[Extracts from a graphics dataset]
--------------------------------------------------
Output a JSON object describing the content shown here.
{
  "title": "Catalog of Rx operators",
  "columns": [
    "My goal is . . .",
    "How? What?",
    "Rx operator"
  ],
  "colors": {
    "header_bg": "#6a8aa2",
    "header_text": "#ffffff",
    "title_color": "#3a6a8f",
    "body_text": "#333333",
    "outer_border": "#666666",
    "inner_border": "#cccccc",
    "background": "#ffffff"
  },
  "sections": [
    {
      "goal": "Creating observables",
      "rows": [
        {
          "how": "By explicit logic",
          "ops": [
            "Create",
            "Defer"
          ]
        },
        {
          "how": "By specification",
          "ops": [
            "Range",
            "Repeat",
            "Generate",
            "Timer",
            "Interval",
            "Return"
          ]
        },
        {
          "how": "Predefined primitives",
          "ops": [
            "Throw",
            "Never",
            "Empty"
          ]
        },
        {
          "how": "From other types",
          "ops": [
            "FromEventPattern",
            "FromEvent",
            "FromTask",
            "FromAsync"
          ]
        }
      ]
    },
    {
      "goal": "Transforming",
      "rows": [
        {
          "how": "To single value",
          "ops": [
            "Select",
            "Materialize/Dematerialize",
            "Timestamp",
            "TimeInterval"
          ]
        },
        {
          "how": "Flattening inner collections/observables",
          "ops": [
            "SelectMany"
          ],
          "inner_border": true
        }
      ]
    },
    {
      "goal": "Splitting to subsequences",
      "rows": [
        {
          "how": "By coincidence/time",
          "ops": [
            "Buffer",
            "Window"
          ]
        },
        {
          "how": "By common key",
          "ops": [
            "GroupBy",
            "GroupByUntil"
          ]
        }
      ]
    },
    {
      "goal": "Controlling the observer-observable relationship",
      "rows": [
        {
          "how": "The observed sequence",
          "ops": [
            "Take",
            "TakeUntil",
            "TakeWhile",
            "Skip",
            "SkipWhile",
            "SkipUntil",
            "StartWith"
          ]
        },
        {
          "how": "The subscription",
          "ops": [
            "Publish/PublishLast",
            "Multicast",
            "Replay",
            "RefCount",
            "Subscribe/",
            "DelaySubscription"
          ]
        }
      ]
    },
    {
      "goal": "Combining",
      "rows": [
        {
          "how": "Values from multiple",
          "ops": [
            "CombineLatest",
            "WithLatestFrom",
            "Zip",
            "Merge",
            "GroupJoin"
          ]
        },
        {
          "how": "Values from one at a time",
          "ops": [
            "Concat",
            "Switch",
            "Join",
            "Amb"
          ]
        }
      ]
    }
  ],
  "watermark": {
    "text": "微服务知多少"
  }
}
--------------------------------------------------
### AIM OF THE EXERCISE:
Count every line of the records that holds "Values". State the number, nothing else.

### THE RESULT:
2